Data entries for graphics
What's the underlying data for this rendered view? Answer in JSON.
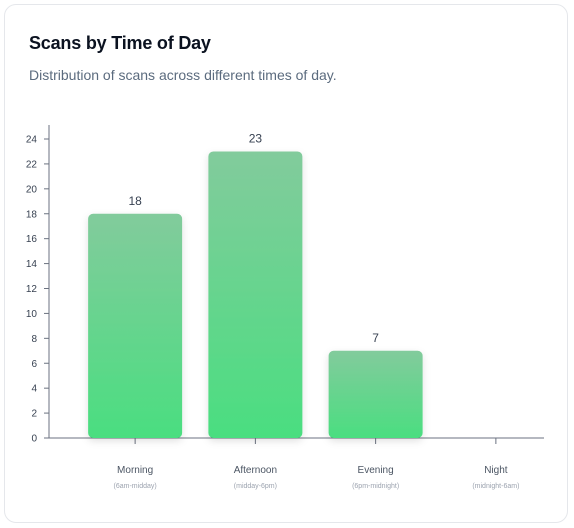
{
  "card": {
    "title": "Scans by Time of Day",
    "subtitle": "Distribution of scans across different times of day."
  },
  "colors": {
    "bar_top": "#82cb9c",
    "bar_bottom": "#4ade80",
    "axis": "#6b7280"
  },
  "chart_data": {
    "type": "bar",
    "title": "Scans by Time of Day",
    "xlabel": "",
    "ylabel": "",
    "categories": [
      "Morning",
      "Afternoon",
      "Evening",
      "Night"
    ],
    "category_subtitles": [
      "(6am-midday)",
      "(midday-6pm)",
      "(6pm-midnight)",
      "(midnight-6am)"
    ],
    "values": [
      18,
      23,
      7,
      0
    ],
    "data_labels": [
      "18",
      "23",
      "7",
      ""
    ],
    "ylim": [
      0,
      24
    ],
    "yticks": [
      0,
      2,
      4,
      6,
      8,
      10,
      12,
      14,
      16,
      18,
      20,
      22,
      24
    ],
    "grid": false,
    "legend": "none"
  }
}
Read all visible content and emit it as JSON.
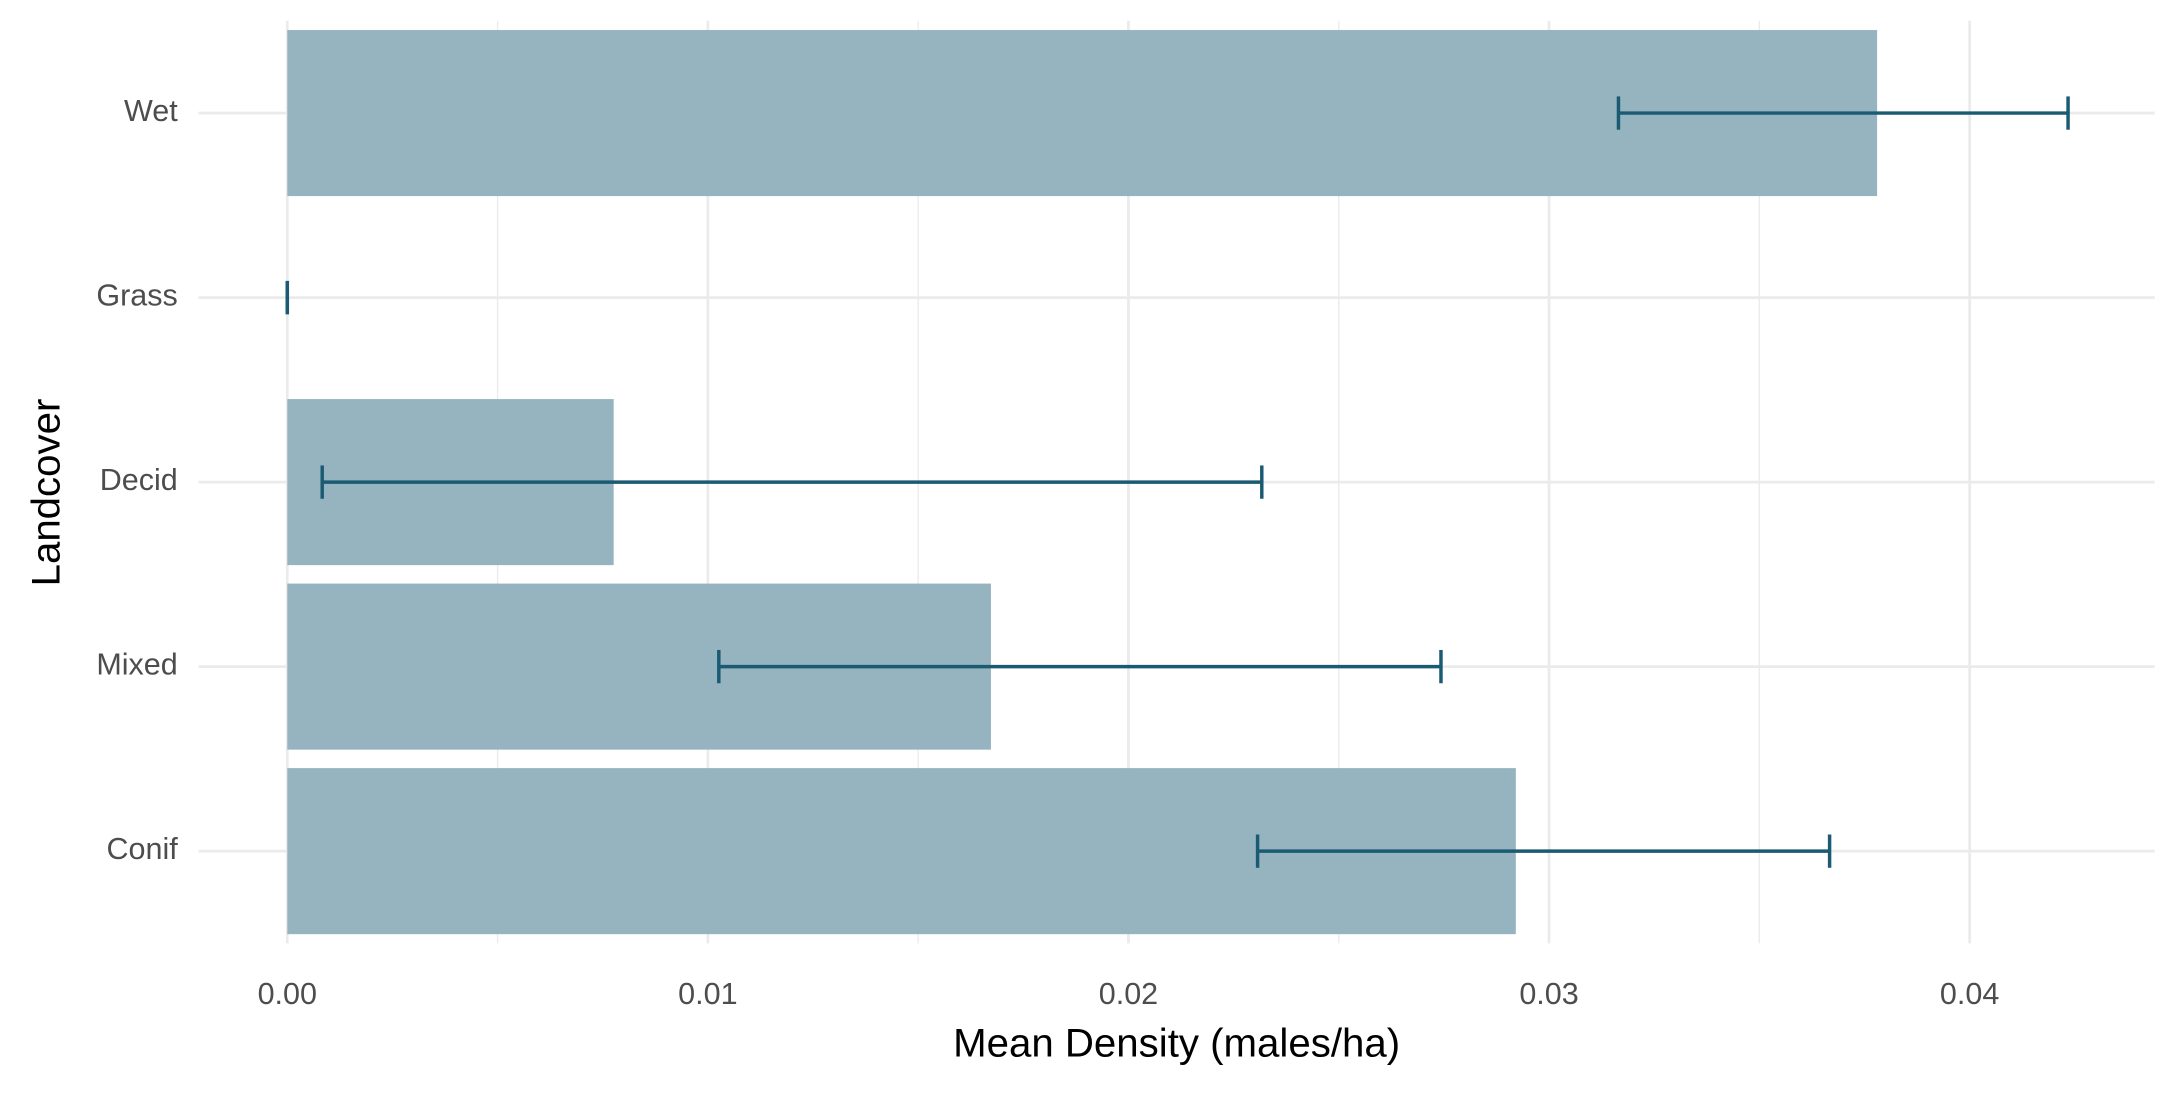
{
  "chart_data": {
    "type": "bar",
    "orientation": "horizontal",
    "x_label": "Mean Density (males/ha)",
    "y_label": "Landcover",
    "categories": [
      "Conif",
      "Mixed",
      "Decid",
      "Grass",
      "Wet"
    ],
    "values": [
      0.02921,
      0.01673,
      0.00776,
      0,
      0.0378
    ],
    "lower": [
      0.02307,
      0.01026,
      0.00083,
      0,
      0.03165
    ],
    "upper": [
      0.03667,
      0.02743,
      0.02317,
      0,
      0.04234
    ],
    "color": "#96b4bf",
    "error_color": "#1a5a72",
    "xlim": [
      -0.00211,
      0.0444
    ],
    "xticks": [
      {
        "value": 0,
        "label": "0.00"
      },
      0.01,
      0.02,
      0.03,
      0.04
    ],
    "grid": true,
    "minor_grid": true
  }
}
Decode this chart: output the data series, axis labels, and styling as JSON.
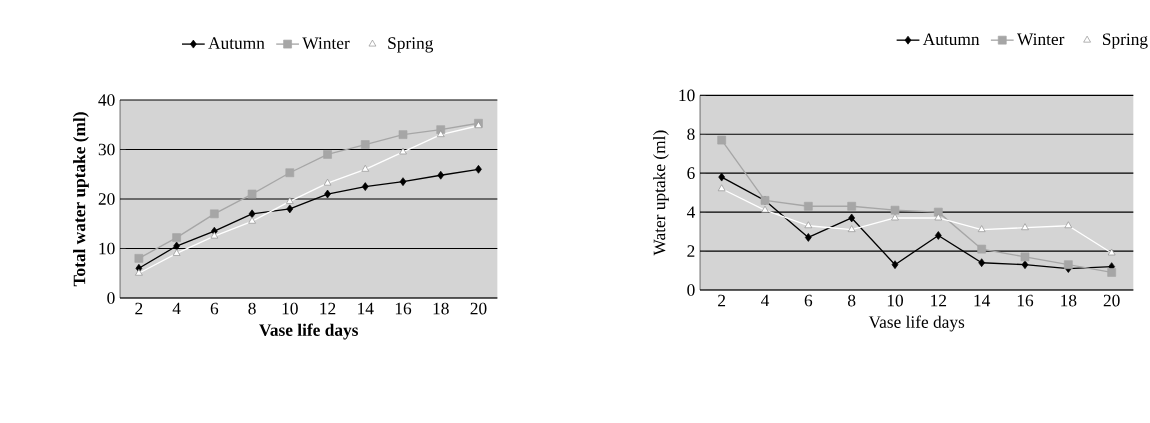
{
  "chart_data": [
    {
      "type": "line",
      "xlabel": "Vase life days",
      "ylabel": "Total water uptake (ml)",
      "categories": [
        "2",
        "4",
        "6",
        "8",
        "10",
        "12",
        "14",
        "16",
        "18",
        "20"
      ],
      "ylim": [
        0,
        40
      ],
      "yticks": [
        0,
        10,
        20,
        30,
        40
      ],
      "grid": "y",
      "legend": "top",
      "series": [
        {
          "name": "Autumn",
          "color": "#000000",
          "marker": "diamond",
          "values": [
            6,
            10.5,
            13.5,
            17,
            18,
            21,
            22.5,
            23.5,
            24.8,
            26
          ]
        },
        {
          "name": "Winter",
          "color": "#a6a6a6",
          "marker": "square",
          "values": [
            8,
            12.2,
            17,
            21,
            25.3,
            29,
            31,
            33,
            34,
            35.3
          ]
        },
        {
          "name": "Spring",
          "color": "#ffffff",
          "marker": "triangle",
          "values": [
            5,
            9,
            12.5,
            15.5,
            19.5,
            23.2,
            26,
            29.5,
            33,
            34.8
          ]
        }
      ]
    },
    {
      "type": "line",
      "xlabel": "Vase life days",
      "ylabel": "Water uptake (ml)",
      "categories": [
        "2",
        "4",
        "6",
        "8",
        "10",
        "12",
        "14",
        "16",
        "18",
        "20"
      ],
      "ylim": [
        0,
        10
      ],
      "yticks": [
        0,
        2,
        4,
        6,
        8,
        10
      ],
      "grid": "y",
      "legend": "top right",
      "series": [
        {
          "name": "Autumn",
          "color": "#000000",
          "marker": "diamond",
          "values": [
            5.8,
            4.6,
            2.7,
            3.7,
            1.3,
            2.8,
            1.4,
            1.3,
            1.1,
            1.2
          ]
        },
        {
          "name": "Winter",
          "color": "#a6a6a6",
          "marker": "square",
          "values": [
            7.7,
            4.6,
            4.3,
            4.3,
            4.1,
            4.0,
            2.1,
            1.7,
            1.3,
            0.9
          ]
        },
        {
          "name": "Spring",
          "color": "#ffffff",
          "marker": "triangle",
          "values": [
            5.2,
            4.1,
            3.3,
            3.1,
            3.7,
            3.7,
            3.1,
            3.2,
            3.3,
            1.9
          ]
        }
      ]
    }
  ]
}
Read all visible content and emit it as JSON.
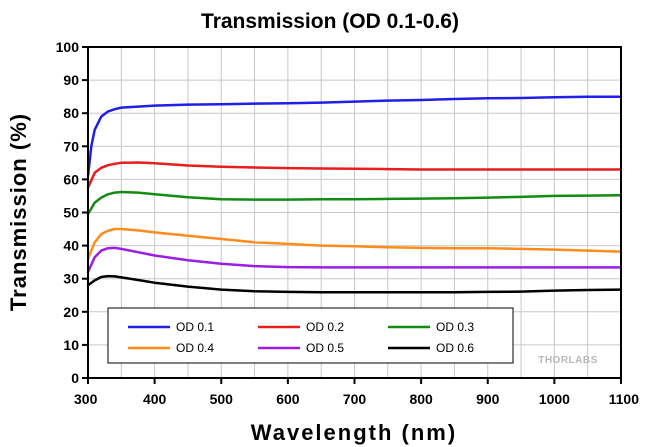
{
  "chart_data": {
    "type": "line",
    "title": "Transmission (OD 0.1-0.6)",
    "xlabel": "Wavelength (nm)",
    "ylabel": "Transmission (%)",
    "xlim": [
      300,
      1100
    ],
    "ylim": [
      0,
      100
    ],
    "xticks": [
      300,
      400,
      500,
      600,
      700,
      800,
      900,
      1000,
      1100
    ],
    "yticks": [
      0,
      10,
      20,
      30,
      40,
      50,
      60,
      70,
      80,
      90,
      100
    ],
    "grid": true,
    "legend_position": "bottom-left",
    "watermark": "THORLABS",
    "series": [
      {
        "name": "OD 0.1",
        "color": "#1f1fe6",
        "x": [
          300,
          305,
          310,
          320,
          330,
          340,
          350,
          375,
          400,
          450,
          500,
          550,
          600,
          650,
          700,
          750,
          800,
          850,
          900,
          950,
          1000,
          1050,
          1100
        ],
        "y": [
          61,
          70,
          75,
          79,
          80.5,
          81.2,
          81.7,
          82.0,
          82.3,
          82.6,
          82.7,
          82.9,
          83.0,
          83.2,
          83.5,
          83.8,
          84.0,
          84.3,
          84.5,
          84.6,
          84.8,
          85.0,
          85.0
        ]
      },
      {
        "name": "OD 0.2",
        "color": "#e61e1e",
        "x": [
          300,
          310,
          320,
          330,
          340,
          350,
          375,
          400,
          450,
          500,
          550,
          600,
          650,
          700,
          750,
          800,
          850,
          900,
          950,
          1000,
          1050,
          1100
        ],
        "y": [
          57.5,
          62,
          63.5,
          64.3,
          64.7,
          65.0,
          65.1,
          64.9,
          64.2,
          63.8,
          63.6,
          63.4,
          63.3,
          63.2,
          63.1,
          63.0,
          63.0,
          63.0,
          63.0,
          63.0,
          63.0,
          63.0
        ]
      },
      {
        "name": "OD 0.3",
        "color": "#138a13",
        "x": [
          300,
          310,
          320,
          330,
          340,
          350,
          375,
          400,
          450,
          500,
          550,
          600,
          650,
          700,
          750,
          800,
          850,
          900,
          950,
          1000,
          1050,
          1100
        ],
        "y": [
          49.5,
          53,
          54.5,
          55.5,
          56.0,
          56.2,
          56.0,
          55.5,
          54.6,
          54.0,
          53.9,
          53.9,
          54.0,
          54.0,
          54.1,
          54.2,
          54.3,
          54.5,
          54.7,
          55.0,
          55.1,
          55.2
        ]
      },
      {
        "name": "OD 0.4",
        "color": "#ff8c1a",
        "x": [
          300,
          310,
          320,
          330,
          340,
          350,
          375,
          400,
          450,
          500,
          550,
          600,
          650,
          700,
          750,
          800,
          850,
          900,
          950,
          1000,
          1050,
          1100
        ],
        "y": [
          36,
          41,
          43.5,
          44.5,
          45.0,
          45.0,
          44.6,
          44.0,
          43.0,
          42.0,
          41.0,
          40.5,
          40.0,
          39.8,
          39.5,
          39.3,
          39.2,
          39.2,
          39.0,
          38.8,
          38.5,
          38.2
        ]
      },
      {
        "name": "OD 0.5",
        "color": "#9b1ee6",
        "x": [
          300,
          310,
          320,
          330,
          340,
          350,
          375,
          400,
          450,
          500,
          550,
          600,
          650,
          700,
          750,
          800,
          850,
          900,
          950,
          1000,
          1050,
          1100
        ],
        "y": [
          32,
          36.5,
          38.5,
          39.2,
          39.3,
          39.0,
          38.0,
          37.0,
          35.6,
          34.5,
          33.8,
          33.5,
          33.4,
          33.4,
          33.4,
          33.4,
          33.4,
          33.4,
          33.4,
          33.4,
          33.4,
          33.4
        ]
      },
      {
        "name": "OD 0.6",
        "color": "#000000",
        "x": [
          300,
          310,
          320,
          330,
          340,
          350,
          375,
          400,
          450,
          500,
          550,
          600,
          650,
          700,
          750,
          800,
          850,
          900,
          950,
          1000,
          1050,
          1100
        ],
        "y": [
          28,
          29.5,
          30.5,
          30.8,
          30.7,
          30.4,
          29.6,
          28.8,
          27.6,
          26.7,
          26.2,
          26.0,
          25.9,
          25.9,
          25.9,
          25.9,
          25.9,
          26.0,
          26.1,
          26.4,
          26.6,
          26.7
        ]
      }
    ]
  }
}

### TASK GOAL:
Work out how many lines of the listing above include the word "uptake". Reply with nothing but the count.

### PROBLEM SOLUTION:
2